>> BEGIN DATA FOR THIS EXERCISE

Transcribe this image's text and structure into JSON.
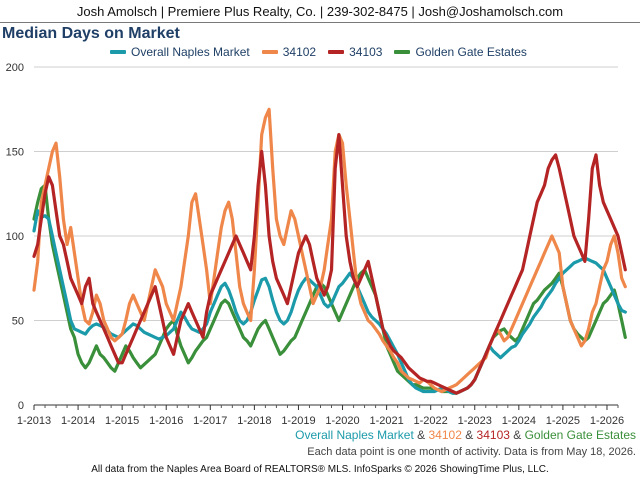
{
  "header": {
    "contact": "Josh Amolsch | Premiere Plus Realty, Co. | 239-302-8475 | Josh@Joshamolsch.com"
  },
  "chart_data": {
    "type": "line",
    "title": "Median Days on Market",
    "x_labels": [
      "1-2013",
      "1-2014",
      "1-2015",
      "1-2016",
      "1-2017",
      "1-2018",
      "1-2019",
      "1-2020",
      "1-2021",
      "1-2022",
      "1-2023",
      "1-2024",
      "1-2025",
      "1-2026"
    ],
    "y_ticks": [
      0,
      50,
      100,
      150,
      200
    ],
    "ylim": [
      0,
      200
    ],
    "x_range": [
      "1-2013",
      "4-2026"
    ],
    "grid": true,
    "legend_position": "top",
    "series": [
      {
        "name": "Overall Naples Market",
        "color": "#1b9aaa",
        "values": [
          103,
          115,
          111,
          112,
          110,
          100,
          90,
          80,
          70,
          60,
          50,
          45,
          44,
          43,
          42,
          45,
          47,
          48,
          47,
          46,
          44,
          42,
          41,
          40,
          42,
          44,
          46,
          48,
          47,
          45,
          43,
          42,
          41,
          40,
          39,
          40,
          41,
          43,
          45,
          50,
          55,
          52,
          48,
          45,
          44,
          43,
          45,
          48,
          55,
          60,
          65,
          70,
          72,
          68,
          62,
          55,
          50,
          48,
          50,
          55,
          62,
          68,
          74,
          75,
          70,
          62,
          55,
          50,
          48,
          50,
          55,
          62,
          68,
          72,
          75,
          74,
          72,
          70,
          65,
          60,
          58,
          60,
          65,
          70,
          72,
          75,
          78,
          75,
          70,
          65,
          60,
          55,
          52,
          50,
          48,
          45,
          42,
          38,
          34,
          30,
          25,
          20,
          15,
          12,
          10,
          9,
          8,
          8,
          8,
          8,
          9,
          10,
          9,
          8,
          7,
          7,
          8,
          9,
          10,
          12,
          15,
          20,
          25,
          30,
          35,
          32,
          30,
          28,
          30,
          32,
          34,
          35,
          38,
          42,
          45,
          48,
          52,
          55,
          58,
          62,
          65,
          68,
          72,
          75,
          78,
          80,
          82,
          84,
          85,
          86,
          87,
          86,
          85,
          84,
          82,
          80,
          75,
          70,
          65,
          60,
          56,
          55
        ]
      },
      {
        "name": "34102",
        "color": "#f0874a",
        "values": [
          68,
          85,
          120,
          130,
          140,
          150,
          155,
          135,
          110,
          95,
          105,
          90,
          75,
          60,
          50,
          48,
          55,
          65,
          60,
          50,
          45,
          40,
          38,
          40,
          42,
          50,
          60,
          65,
          60,
          55,
          50,
          60,
          70,
          80,
          75,
          70,
          60,
          55,
          50,
          60,
          70,
          85,
          100,
          120,
          125,
          110,
          95,
          80,
          60,
          75,
          90,
          105,
          115,
          120,
          110,
          90,
          70,
          60,
          55,
          50,
          80,
          120,
          160,
          170,
          175,
          140,
          110,
          100,
          95,
          105,
          115,
          110,
          100,
          90,
          80,
          70,
          60,
          65,
          70,
          80,
          95,
          110,
          150,
          160,
          155,
          130,
          110,
          90,
          70,
          60,
          55,
          50,
          48,
          45,
          42,
          38,
          35,
          32,
          28,
          25,
          20,
          18,
          16,
          15,
          14,
          13,
          15,
          14,
          12,
          10,
          9,
          8,
          9,
          10,
          11,
          12,
          14,
          16,
          18,
          20,
          22,
          24,
          26,
          28,
          35,
          40,
          45,
          42,
          38,
          40,
          45,
          50,
          55,
          60,
          65,
          70,
          75,
          80,
          85,
          90,
          95,
          100,
          95,
          90,
          70,
          60,
          50,
          45,
          40,
          35,
          38,
          45,
          55,
          60,
          70,
          80,
          85,
          95,
          100,
          90,
          75,
          70
        ]
      },
      {
        "name": "34103",
        "color": "#b52424",
        "values": [
          88,
          95,
          110,
          125,
          135,
          130,
          115,
          100,
          95,
          85,
          75,
          70,
          65,
          60,
          70,
          75,
          60,
          55,
          50,
          45,
          40,
          35,
          30,
          25,
          25,
          30,
          35,
          40,
          45,
          50,
          55,
          60,
          65,
          70,
          60,
          50,
          40,
          35,
          30,
          40,
          50,
          55,
          60,
          55,
          50,
          45,
          40,
          55,
          65,
          70,
          75,
          80,
          85,
          90,
          95,
          100,
          95,
          90,
          85,
          80,
          100,
          130,
          150,
          130,
          100,
          85,
          75,
          70,
          65,
          60,
          70,
          80,
          90,
          95,
          100,
          95,
          85,
          75,
          70,
          65,
          70,
          80,
          140,
          160,
          130,
          100,
          85,
          75,
          70,
          75,
          80,
          85,
          75,
          65,
          55,
          45,
          40,
          35,
          32,
          30,
          28,
          25,
          22,
          20,
          18,
          16,
          15,
          14,
          14,
          13,
          12,
          11,
          10,
          9,
          8,
          7,
          8,
          9,
          10,
          12,
          15,
          20,
          25,
          30,
          35,
          40,
          45,
          50,
          55,
          60,
          65,
          70,
          75,
          80,
          90,
          100,
          110,
          120,
          125,
          130,
          140,
          145,
          148,
          140,
          130,
          120,
          110,
          100,
          95,
          90,
          85,
          110,
          140,
          148,
          130,
          120,
          115,
          110,
          105,
          100,
          90,
          80
        ]
      },
      {
        "name": "Golden Gate Estates",
        "color": "#3a8f3a",
        "values": [
          110,
          120,
          128,
          130,
          110,
          95,
          85,
          75,
          65,
          55,
          45,
          40,
          30,
          25,
          22,
          25,
          30,
          35,
          30,
          28,
          25,
          22,
          20,
          25,
          30,
          35,
          32,
          28,
          25,
          22,
          24,
          26,
          28,
          30,
          35,
          40,
          45,
          48,
          50,
          42,
          35,
          30,
          25,
          28,
          32,
          35,
          38,
          40,
          45,
          50,
          55,
          60,
          62,
          60,
          55,
          50,
          45,
          40,
          38,
          35,
          40,
          45,
          48,
          50,
          45,
          40,
          35,
          30,
          32,
          35,
          38,
          40,
          45,
          50,
          55,
          60,
          65,
          70,
          72,
          70,
          65,
          60,
          55,
          50,
          55,
          60,
          65,
          70,
          75,
          78,
          80,
          75,
          70,
          65,
          55,
          45,
          35,
          30,
          25,
          20,
          18,
          16,
          14,
          12,
          12,
          11,
          10,
          10,
          10,
          9,
          9,
          8,
          8,
          8,
          7,
          7,
          8,
          9,
          10,
          12,
          15,
          20,
          25,
          30,
          35,
          40,
          42,
          44,
          45,
          42,
          40,
          38,
          40,
          45,
          50,
          55,
          60,
          62,
          65,
          68,
          70,
          72,
          75,
          78,
          70,
          60,
          50,
          45,
          42,
          40,
          38,
          40,
          45,
          50,
          55,
          60,
          62,
          65,
          68,
          60,
          50,
          40
        ]
      }
    ]
  },
  "caption": {
    "sep1": " & ",
    "sep2": " & ",
    "sep3": " & "
  },
  "note": "Each data point is one month of activity. Data is from May 18, 2026.",
  "footer": "All data from the Naples Area Board of REALTORS® MLS. InfoSparks © 2026 ShowingTime Plus, LLC."
}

>> END DATA FOR THIS EXERCISE

JOB:
Return each line from the material above exactly, but not the pictures.

ANSWER TO THE EXERCISE:
Transcribe this image's text and structure into JSON.
{
  "header": {
    "contact": "Josh Amolsch | Premiere Plus Realty, Co. | 239-302-8475 | Josh@Joshamolsch.com"
  },
  "chart_data": {
    "type": "line",
    "title": "Median Days on Market",
    "x_labels": [
      "1-2013",
      "1-2014",
      "1-2015",
      "1-2016",
      "1-2017",
      "1-2018",
      "1-2019",
      "1-2020",
      "1-2021",
      "1-2022",
      "1-2023",
      "1-2024",
      "1-2025",
      "1-2026"
    ],
    "y_ticks": [
      0,
      50,
      100,
      150,
      200
    ],
    "ylim": [
      0,
      200
    ],
    "x_range": [
      "1-2013",
      "4-2026"
    ],
    "grid": true,
    "legend_position": "top",
    "series": [
      {
        "name": "Overall Naples Market",
        "color": "#1b9aaa",
        "values": [
          103,
          115,
          111,
          112,
          110,
          100,
          90,
          80,
          70,
          60,
          50,
          45,
          44,
          43,
          42,
          45,
          47,
          48,
          47,
          46,
          44,
          42,
          41,
          40,
          42,
          44,
          46,
          48,
          47,
          45,
          43,
          42,
          41,
          40,
          39,
          40,
          41,
          43,
          45,
          50,
          55,
          52,
          48,
          45,
          44,
          43,
          45,
          48,
          55,
          60,
          65,
          70,
          72,
          68,
          62,
          55,
          50,
          48,
          50,
          55,
          62,
          68,
          74,
          75,
          70,
          62,
          55,
          50,
          48,
          50,
          55,
          62,
          68,
          72,
          75,
          74,
          72,
          70,
          65,
          60,
          58,
          60,
          65,
          70,
          72,
          75,
          78,
          75,
          70,
          65,
          60,
          55,
          52,
          50,
          48,
          45,
          42,
          38,
          34,
          30,
          25,
          20,
          15,
          12,
          10,
          9,
          8,
          8,
          8,
          8,
          9,
          10,
          9,
          8,
          7,
          7,
          8,
          9,
          10,
          12,
          15,
          20,
          25,
          30,
          35,
          32,
          30,
          28,
          30,
          32,
          34,
          35,
          38,
          42,
          45,
          48,
          52,
          55,
          58,
          62,
          65,
          68,
          72,
          75,
          78,
          80,
          82,
          84,
          85,
          86,
          87,
          86,
          85,
          84,
          82,
          80,
          75,
          70,
          65,
          60,
          56,
          55
        ]
      },
      {
        "name": "34102",
        "color": "#f0874a",
        "values": [
          68,
          85,
          120,
          130,
          140,
          150,
          155,
          135,
          110,
          95,
          105,
          90,
          75,
          60,
          50,
          48,
          55,
          65,
          60,
          50,
          45,
          40,
          38,
          40,
          42,
          50,
          60,
          65,
          60,
          55,
          50,
          60,
          70,
          80,
          75,
          70,
          60,
          55,
          50,
          60,
          70,
          85,
          100,
          120,
          125,
          110,
          95,
          80,
          60,
          75,
          90,
          105,
          115,
          120,
          110,
          90,
          70,
          60,
          55,
          50,
          80,
          120,
          160,
          170,
          175,
          140,
          110,
          100,
          95,
          105,
          115,
          110,
          100,
          90,
          80,
          70,
          60,
          65,
          70,
          80,
          95,
          110,
          150,
          160,
          155,
          130,
          110,
          90,
          70,
          60,
          55,
          50,
          48,
          45,
          42,
          38,
          35,
          32,
          28,
          25,
          20,
          18,
          16,
          15,
          14,
          13,
          15,
          14,
          12,
          10,
          9,
          8,
          9,
          10,
          11,
          12,
          14,
          16,
          18,
          20,
          22,
          24,
          26,
          28,
          35,
          40,
          45,
          42,
          38,
          40,
          45,
          50,
          55,
          60,
          65,
          70,
          75,
          80,
          85,
          90,
          95,
          100,
          95,
          90,
          70,
          60,
          50,
          45,
          40,
          35,
          38,
          45,
          55,
          60,
          70,
          80,
          85,
          95,
          100,
          90,
          75,
          70
        ]
      },
      {
        "name": "34103",
        "color": "#b52424",
        "values": [
          88,
          95,
          110,
          125,
          135,
          130,
          115,
          100,
          95,
          85,
          75,
          70,
          65,
          60,
          70,
          75,
          60,
          55,
          50,
          45,
          40,
          35,
          30,
          25,
          25,
          30,
          35,
          40,
          45,
          50,
          55,
          60,
          65,
          70,
          60,
          50,
          40,
          35,
          30,
          40,
          50,
          55,
          60,
          55,
          50,
          45,
          40,
          55,
          65,
          70,
          75,
          80,
          85,
          90,
          95,
          100,
          95,
          90,
          85,
          80,
          100,
          130,
          150,
          130,
          100,
          85,
          75,
          70,
          65,
          60,
          70,
          80,
          90,
          95,
          100,
          95,
          85,
          75,
          70,
          65,
          70,
          80,
          140,
          160,
          130,
          100,
          85,
          75,
          70,
          75,
          80,
          85,
          75,
          65,
          55,
          45,
          40,
          35,
          32,
          30,
          28,
          25,
          22,
          20,
          18,
          16,
          15,
          14,
          14,
          13,
          12,
          11,
          10,
          9,
          8,
          7,
          8,
          9,
          10,
          12,
          15,
          20,
          25,
          30,
          35,
          40,
          45,
          50,
          55,
          60,
          65,
          70,
          75,
          80,
          90,
          100,
          110,
          120,
          125,
          130,
          140,
          145,
          148,
          140,
          130,
          120,
          110,
          100,
          95,
          90,
          85,
          110,
          140,
          148,
          130,
          120,
          115,
          110,
          105,
          100,
          90,
          80
        ]
      },
      {
        "name": "Golden Gate Estates",
        "color": "#3a8f3a",
        "values": [
          110,
          120,
          128,
          130,
          110,
          95,
          85,
          75,
          65,
          55,
          45,
          40,
          30,
          25,
          22,
          25,
          30,
          35,
          30,
          28,
          25,
          22,
          20,
          25,
          30,
          35,
          32,
          28,
          25,
          22,
          24,
          26,
          28,
          30,
          35,
          40,
          45,
          48,
          50,
          42,
          35,
          30,
          25,
          28,
          32,
          35,
          38,
          40,
          45,
          50,
          55,
          60,
          62,
          60,
          55,
          50,
          45,
          40,
          38,
          35,
          40,
          45,
          48,
          50,
          45,
          40,
          35,
          30,
          32,
          35,
          38,
          40,
          45,
          50,
          55,
          60,
          65,
          70,
          72,
          70,
          65,
          60,
          55,
          50,
          55,
          60,
          65,
          70,
          75,
          78,
          80,
          75,
          70,
          65,
          55,
          45,
          35,
          30,
          25,
          20,
          18,
          16,
          14,
          12,
          12,
          11,
          10,
          10,
          10,
          9,
          9,
          8,
          8,
          8,
          7,
          7,
          8,
          9,
          10,
          12,
          15,
          20,
          25,
          30,
          35,
          40,
          42,
          44,
          45,
          42,
          40,
          38,
          40,
          45,
          50,
          55,
          60,
          62,
          65,
          68,
          70,
          72,
          75,
          78,
          70,
          60,
          50,
          45,
          42,
          40,
          38,
          40,
          45,
          50,
          55,
          60,
          62,
          65,
          68,
          60,
          50,
          40
        ]
      }
    ]
  },
  "caption": {
    "sep1": " & ",
    "sep2": " & ",
    "sep3": " & "
  },
  "note": "Each data point is one month of activity. Data is from May 18, 2026.",
  "footer": "All data from the Naples Area Board of REALTORS® MLS. InfoSparks © 2026 ShowingTime Plus, LLC."
}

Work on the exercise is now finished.